PROBLEM TO WORK ON: Scan the records below. List lines holding "pour".

INFORMATION SHOWN:
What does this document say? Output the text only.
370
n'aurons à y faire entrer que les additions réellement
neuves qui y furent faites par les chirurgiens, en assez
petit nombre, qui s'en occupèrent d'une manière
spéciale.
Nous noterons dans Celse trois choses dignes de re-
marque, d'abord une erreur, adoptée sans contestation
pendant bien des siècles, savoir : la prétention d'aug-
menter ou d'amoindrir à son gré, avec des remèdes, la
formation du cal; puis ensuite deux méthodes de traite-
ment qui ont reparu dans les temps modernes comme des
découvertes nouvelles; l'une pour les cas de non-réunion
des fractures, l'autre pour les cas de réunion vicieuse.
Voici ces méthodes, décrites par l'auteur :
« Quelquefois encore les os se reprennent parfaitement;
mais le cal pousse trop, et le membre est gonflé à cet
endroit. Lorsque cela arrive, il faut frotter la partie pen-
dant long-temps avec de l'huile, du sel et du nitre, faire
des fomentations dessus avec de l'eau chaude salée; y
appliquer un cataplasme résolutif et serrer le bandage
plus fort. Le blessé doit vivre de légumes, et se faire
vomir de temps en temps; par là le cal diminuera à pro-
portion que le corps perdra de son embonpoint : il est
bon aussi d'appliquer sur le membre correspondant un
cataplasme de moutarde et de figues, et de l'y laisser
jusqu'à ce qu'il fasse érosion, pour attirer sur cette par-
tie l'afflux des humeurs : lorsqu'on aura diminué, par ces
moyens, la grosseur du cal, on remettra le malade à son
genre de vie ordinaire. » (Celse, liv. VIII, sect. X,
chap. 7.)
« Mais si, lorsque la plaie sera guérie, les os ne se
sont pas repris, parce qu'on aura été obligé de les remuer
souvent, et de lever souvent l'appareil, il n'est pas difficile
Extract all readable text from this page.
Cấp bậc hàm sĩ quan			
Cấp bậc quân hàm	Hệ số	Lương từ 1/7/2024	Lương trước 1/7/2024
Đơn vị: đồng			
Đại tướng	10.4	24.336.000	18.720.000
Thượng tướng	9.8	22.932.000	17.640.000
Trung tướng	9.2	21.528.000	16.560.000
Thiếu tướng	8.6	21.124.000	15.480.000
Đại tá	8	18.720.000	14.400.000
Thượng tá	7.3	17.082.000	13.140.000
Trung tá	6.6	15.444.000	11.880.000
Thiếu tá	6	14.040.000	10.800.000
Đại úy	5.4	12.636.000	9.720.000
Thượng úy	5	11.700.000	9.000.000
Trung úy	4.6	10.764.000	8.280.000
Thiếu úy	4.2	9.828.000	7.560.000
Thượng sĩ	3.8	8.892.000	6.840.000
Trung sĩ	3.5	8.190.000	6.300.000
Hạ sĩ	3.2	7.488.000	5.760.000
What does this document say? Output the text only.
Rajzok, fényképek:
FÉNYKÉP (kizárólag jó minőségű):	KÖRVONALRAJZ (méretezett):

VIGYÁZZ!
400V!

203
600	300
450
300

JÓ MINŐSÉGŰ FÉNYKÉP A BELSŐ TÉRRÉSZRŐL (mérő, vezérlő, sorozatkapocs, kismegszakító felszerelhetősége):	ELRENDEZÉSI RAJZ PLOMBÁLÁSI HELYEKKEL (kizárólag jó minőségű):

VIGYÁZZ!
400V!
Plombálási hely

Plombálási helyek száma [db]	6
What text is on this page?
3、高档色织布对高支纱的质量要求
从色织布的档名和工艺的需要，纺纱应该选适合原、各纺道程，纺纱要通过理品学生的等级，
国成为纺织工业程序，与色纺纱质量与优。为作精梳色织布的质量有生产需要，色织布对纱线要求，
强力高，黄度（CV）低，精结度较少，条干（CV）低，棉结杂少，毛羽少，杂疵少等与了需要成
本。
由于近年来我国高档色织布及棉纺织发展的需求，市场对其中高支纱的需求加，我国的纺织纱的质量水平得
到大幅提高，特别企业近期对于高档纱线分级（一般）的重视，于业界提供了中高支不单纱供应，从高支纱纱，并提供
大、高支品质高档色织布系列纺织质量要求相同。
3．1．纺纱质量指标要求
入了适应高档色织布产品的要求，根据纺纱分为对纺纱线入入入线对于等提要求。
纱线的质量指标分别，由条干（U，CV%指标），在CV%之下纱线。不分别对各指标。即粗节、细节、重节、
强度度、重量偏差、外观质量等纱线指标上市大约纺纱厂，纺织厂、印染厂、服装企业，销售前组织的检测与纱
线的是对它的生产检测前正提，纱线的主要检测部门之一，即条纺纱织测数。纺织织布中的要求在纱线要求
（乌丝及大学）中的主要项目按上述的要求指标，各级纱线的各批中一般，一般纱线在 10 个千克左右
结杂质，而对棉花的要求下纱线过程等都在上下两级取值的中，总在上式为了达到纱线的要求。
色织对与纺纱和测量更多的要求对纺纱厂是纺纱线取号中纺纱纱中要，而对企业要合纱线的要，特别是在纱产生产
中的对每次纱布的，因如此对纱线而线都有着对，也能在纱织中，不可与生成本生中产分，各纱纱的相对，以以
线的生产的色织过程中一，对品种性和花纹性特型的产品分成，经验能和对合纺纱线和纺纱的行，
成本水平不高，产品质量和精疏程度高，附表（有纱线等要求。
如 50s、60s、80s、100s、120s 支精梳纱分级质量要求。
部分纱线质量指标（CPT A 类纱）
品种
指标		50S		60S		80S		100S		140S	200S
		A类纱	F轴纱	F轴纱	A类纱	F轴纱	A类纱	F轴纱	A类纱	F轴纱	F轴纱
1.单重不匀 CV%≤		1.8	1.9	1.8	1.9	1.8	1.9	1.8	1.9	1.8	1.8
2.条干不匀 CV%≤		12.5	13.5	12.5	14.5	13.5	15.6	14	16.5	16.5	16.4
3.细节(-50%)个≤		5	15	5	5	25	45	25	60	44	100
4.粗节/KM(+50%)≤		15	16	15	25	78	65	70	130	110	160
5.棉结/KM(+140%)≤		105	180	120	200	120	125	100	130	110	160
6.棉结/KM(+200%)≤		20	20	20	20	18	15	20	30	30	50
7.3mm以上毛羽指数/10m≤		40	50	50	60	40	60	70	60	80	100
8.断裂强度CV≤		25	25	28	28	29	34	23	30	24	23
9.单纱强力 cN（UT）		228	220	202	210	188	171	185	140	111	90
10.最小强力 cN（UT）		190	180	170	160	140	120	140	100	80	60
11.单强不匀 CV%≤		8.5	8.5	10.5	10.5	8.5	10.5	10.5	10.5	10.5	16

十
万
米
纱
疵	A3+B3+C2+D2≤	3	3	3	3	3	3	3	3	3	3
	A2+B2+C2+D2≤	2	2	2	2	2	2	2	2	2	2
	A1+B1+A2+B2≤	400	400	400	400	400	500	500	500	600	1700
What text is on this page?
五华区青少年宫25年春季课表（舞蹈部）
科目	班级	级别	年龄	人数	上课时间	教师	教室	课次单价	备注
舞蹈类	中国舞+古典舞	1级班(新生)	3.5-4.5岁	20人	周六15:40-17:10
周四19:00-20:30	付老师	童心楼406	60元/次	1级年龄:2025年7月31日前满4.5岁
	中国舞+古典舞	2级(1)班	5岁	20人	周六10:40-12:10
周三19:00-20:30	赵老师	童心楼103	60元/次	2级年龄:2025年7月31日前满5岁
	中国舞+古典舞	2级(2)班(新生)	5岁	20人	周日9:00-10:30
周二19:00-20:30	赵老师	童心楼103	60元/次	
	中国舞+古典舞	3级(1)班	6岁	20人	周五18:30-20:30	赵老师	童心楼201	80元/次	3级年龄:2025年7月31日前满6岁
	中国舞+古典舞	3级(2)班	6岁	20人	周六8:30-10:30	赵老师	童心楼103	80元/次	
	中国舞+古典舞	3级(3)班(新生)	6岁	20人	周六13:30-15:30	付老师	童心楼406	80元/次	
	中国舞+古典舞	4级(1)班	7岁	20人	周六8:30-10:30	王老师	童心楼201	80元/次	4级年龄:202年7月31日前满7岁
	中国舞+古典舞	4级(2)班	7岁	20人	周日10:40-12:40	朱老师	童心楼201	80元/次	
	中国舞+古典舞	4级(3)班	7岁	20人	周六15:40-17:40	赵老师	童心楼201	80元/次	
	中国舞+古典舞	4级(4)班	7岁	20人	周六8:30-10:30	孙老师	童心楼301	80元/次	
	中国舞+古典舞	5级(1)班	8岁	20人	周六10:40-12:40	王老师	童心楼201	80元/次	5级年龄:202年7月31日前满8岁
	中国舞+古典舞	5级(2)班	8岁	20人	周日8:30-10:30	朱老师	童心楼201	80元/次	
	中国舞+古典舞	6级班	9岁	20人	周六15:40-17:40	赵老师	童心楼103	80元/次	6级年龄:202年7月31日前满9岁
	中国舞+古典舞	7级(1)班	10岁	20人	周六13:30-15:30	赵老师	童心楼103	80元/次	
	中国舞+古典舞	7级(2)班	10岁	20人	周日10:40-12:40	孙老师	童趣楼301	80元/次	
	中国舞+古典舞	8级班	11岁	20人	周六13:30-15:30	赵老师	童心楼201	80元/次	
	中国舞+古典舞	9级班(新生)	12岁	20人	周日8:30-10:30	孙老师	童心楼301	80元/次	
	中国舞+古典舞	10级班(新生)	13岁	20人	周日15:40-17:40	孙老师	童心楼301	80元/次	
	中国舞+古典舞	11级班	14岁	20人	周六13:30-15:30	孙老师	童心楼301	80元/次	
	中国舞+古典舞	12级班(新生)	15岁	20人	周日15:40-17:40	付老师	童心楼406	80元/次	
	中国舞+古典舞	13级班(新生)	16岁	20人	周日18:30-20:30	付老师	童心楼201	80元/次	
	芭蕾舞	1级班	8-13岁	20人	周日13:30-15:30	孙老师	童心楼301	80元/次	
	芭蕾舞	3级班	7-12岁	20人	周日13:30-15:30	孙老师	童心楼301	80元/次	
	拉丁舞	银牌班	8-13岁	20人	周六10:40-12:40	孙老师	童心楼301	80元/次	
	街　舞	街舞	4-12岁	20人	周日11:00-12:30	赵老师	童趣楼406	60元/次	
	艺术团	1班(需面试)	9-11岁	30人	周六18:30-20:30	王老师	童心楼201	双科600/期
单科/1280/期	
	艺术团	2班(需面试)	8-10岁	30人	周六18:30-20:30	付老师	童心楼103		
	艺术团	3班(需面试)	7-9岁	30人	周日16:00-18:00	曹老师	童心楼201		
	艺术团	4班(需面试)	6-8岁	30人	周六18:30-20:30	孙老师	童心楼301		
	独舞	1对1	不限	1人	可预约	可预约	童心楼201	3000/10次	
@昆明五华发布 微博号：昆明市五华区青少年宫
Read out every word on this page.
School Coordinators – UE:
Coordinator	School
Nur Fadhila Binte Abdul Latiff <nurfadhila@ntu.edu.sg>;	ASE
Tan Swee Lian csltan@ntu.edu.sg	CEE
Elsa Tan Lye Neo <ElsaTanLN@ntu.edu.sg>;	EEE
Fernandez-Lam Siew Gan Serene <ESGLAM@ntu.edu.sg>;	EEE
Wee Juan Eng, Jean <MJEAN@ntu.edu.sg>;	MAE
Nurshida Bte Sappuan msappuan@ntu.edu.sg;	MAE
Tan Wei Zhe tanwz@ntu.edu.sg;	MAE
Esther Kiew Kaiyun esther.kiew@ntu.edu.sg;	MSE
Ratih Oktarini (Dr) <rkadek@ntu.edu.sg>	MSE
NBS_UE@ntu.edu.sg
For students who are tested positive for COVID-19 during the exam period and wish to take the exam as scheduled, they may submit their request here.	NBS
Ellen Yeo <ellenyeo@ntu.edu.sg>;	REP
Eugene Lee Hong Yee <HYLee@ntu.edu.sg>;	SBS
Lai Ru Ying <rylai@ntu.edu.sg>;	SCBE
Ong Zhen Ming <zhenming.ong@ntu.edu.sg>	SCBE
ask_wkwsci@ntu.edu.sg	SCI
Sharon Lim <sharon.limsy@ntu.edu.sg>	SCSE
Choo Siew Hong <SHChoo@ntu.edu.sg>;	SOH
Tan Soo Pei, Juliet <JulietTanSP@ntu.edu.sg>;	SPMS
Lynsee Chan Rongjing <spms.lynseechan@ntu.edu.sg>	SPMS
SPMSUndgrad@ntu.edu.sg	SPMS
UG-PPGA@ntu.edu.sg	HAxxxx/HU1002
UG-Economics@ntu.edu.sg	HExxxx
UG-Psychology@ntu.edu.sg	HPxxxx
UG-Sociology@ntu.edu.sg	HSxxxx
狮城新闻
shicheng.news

SOLUTION TO THIS PROBLEM:
découvertes nouvelles; l'une pour les cas de non-réunion
des fractures, l'autre pour les cas de réunion vicieuse.
jusqu'à ce qu'il fasse érosion, pour attirer sur cette par-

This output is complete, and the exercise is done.